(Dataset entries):
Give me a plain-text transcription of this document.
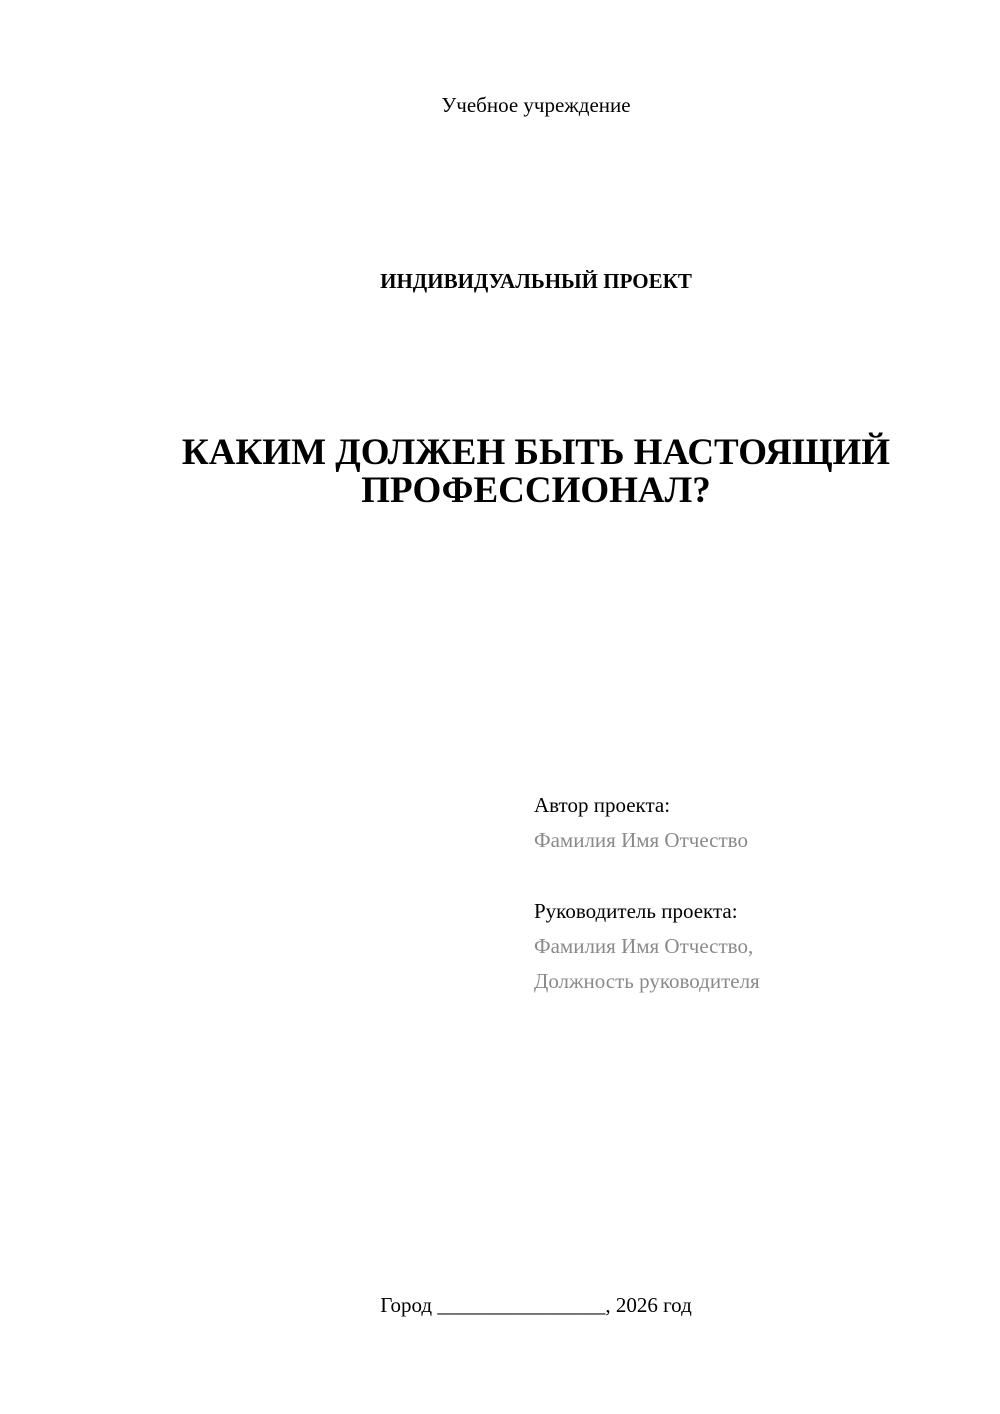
Учебное учреждение
ИНДИВИДУАЛЬНЫЙ ПРОЕКТ
КАКИМ ДОЛЖЕН БЫТЬ НАСТОЯЩИЙ
ПРОФЕССИОНАЛ?
Автор проекта:
Фамилия Имя Отчество
Руководитель проекта:
Фамилия Имя Отчество,
Должность руководителя
Город ________________, 2026 год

(DIRECTIONS):
Exclude the pictures, and transcribe all of the material exactly.

(COMPLETED TASK):
Give me a plain-text transcription of this document.
Учебное учреждение
ИНДИВИДУАЛЬНЫЙ ПРОЕКТ
КАКИМ ДОЛЖЕН БЫТЬ НАСТОЯЩИЙ
ПРОФЕССИОНАЛ?
Автор проекта:
Фамилия Имя Отчество
Руководитель проекта:
Фамилия Имя Отчество,
Должность руководителя
Город ________________, 2026 год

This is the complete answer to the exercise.